Instructions for the task
Report every line below that holds the word "录用标准".

* * * *

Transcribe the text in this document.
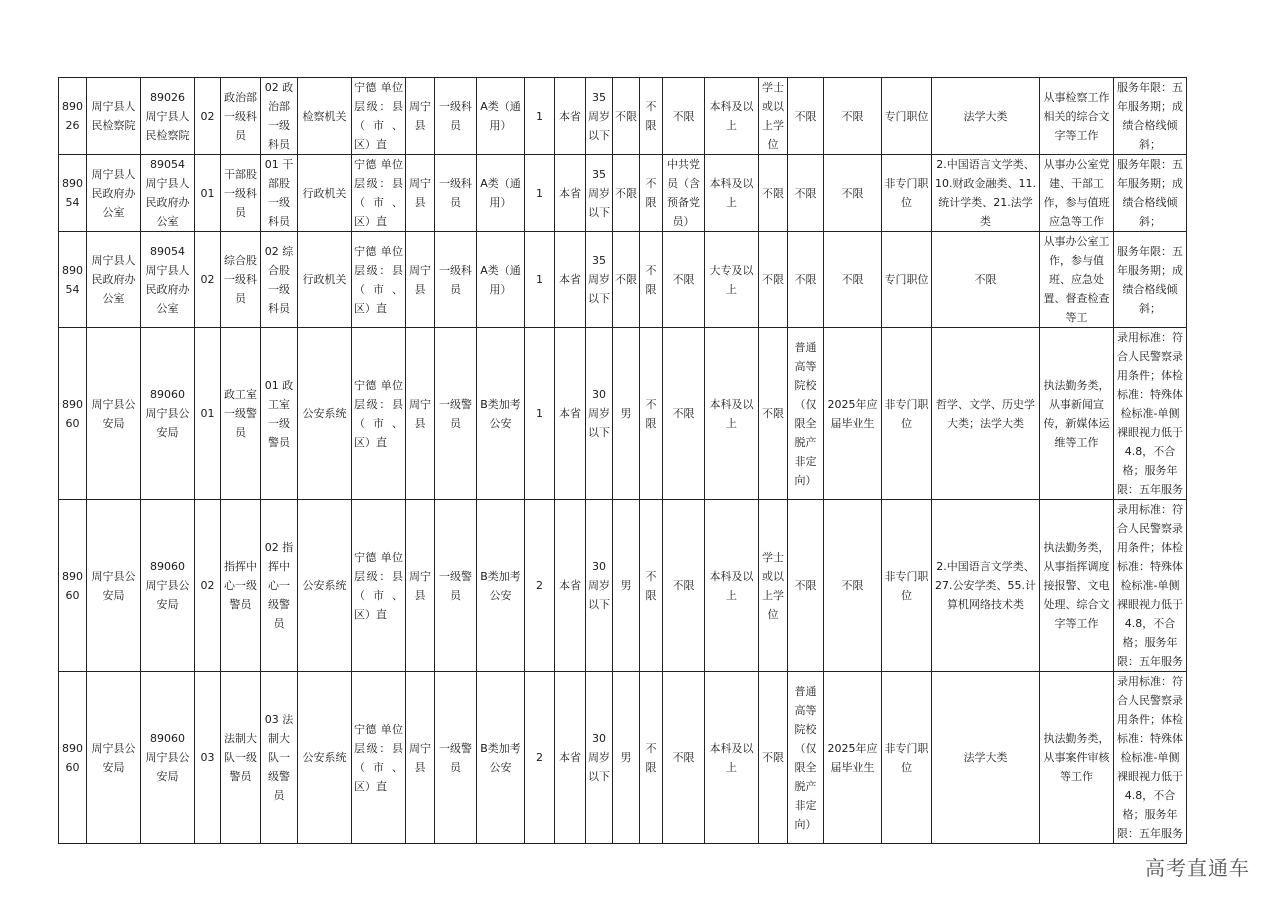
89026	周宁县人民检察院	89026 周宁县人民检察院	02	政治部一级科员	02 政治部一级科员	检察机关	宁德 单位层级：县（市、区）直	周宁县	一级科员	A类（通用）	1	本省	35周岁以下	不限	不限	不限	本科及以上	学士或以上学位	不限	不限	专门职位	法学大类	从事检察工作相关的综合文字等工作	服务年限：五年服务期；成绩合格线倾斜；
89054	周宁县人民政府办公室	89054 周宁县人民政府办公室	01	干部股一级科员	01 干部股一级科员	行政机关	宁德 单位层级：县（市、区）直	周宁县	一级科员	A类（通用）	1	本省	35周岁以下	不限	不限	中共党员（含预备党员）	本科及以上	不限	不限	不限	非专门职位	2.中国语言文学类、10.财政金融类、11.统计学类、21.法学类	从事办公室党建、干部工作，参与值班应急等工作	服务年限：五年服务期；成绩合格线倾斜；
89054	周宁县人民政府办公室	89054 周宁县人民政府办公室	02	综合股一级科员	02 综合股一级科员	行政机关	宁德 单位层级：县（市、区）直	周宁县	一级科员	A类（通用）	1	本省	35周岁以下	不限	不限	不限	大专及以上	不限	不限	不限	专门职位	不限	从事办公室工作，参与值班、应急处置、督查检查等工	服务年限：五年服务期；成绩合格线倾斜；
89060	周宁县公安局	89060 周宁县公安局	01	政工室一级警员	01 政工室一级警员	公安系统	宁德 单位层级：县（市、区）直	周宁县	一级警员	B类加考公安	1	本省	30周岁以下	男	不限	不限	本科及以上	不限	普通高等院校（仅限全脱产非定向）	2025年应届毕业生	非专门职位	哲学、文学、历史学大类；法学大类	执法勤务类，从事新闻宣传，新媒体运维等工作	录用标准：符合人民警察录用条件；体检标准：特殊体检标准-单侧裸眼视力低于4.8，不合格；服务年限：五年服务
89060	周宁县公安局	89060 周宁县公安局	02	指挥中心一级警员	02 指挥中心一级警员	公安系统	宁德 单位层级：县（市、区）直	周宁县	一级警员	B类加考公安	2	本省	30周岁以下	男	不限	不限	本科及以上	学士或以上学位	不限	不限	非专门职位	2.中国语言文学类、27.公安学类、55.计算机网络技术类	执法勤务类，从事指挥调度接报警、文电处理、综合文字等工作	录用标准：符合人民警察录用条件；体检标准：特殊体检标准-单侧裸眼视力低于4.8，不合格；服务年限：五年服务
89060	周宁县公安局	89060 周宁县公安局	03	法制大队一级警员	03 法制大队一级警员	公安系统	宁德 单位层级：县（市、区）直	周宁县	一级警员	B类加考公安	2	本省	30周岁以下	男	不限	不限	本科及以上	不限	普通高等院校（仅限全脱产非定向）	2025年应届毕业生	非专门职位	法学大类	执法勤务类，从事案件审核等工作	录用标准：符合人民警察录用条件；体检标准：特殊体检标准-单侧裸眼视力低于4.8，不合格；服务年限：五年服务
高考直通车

* * * *

Correct response
89060	周宁县公安局	89060 周宁县公安局	01	政工室一级警员	01 政工室一级警员	公安系统	宁德 单位层级：县（市、区）直	周宁县	一级警员	B类加考公安	1	本省	30周岁以下	男	不限	不限	本科及以上	不限	普通高等院校（仅限全脱产非定向）	2025年应届毕业生	非专门职位	哲学、文学、历史学大类；法学大类	执法勤务类，从事新闻宣传，新媒体运维等工作	录用标准：符合人民警察录用条件；体检标准：特殊体检标准-单侧裸眼视力低于4.8，不合格；服务年限：五年服务
89060	周宁县公安局	89060 周宁县公安局	02	指挥中心一级警员	02 指挥中心一级警员	公安系统	宁德 单位层级：县（市、区）直	周宁县	一级警员	B类加考公安	2	本省	30周岁以下	男	不限	不限	本科及以上	学士或以上学位	不限	不限	非专门职位	2.中国语言文学类、27.公安学类、55.计算机网络技术类	执法勤务类，从事指挥调度接报警、文电处理、综合文字等工作	录用标准：符合人民警察录用条件；体检标准：特殊体检标准-单侧裸眼视力低于4.8，不合格；服务年限：五年服务
89060	周宁县公安局	89060 周宁县公安局	03	法制大队一级警员	03 法制大队一级警员	公安系统	宁德 单位层级：县（市、区）直	周宁县	一级警员	B类加考公安	2	本省	30周岁以下	男	不限	不限	本科及以上	不限	普通高等院校（仅限全脱产非定向）	2025年应届毕业生	非专门职位	法学大类	执法勤务类，从事案件审核等工作	录用标准：符合人民警察录用条件；体检标准：特殊体检标准-单侧裸眼视力低于4.8，不合格；服务年限：五年服务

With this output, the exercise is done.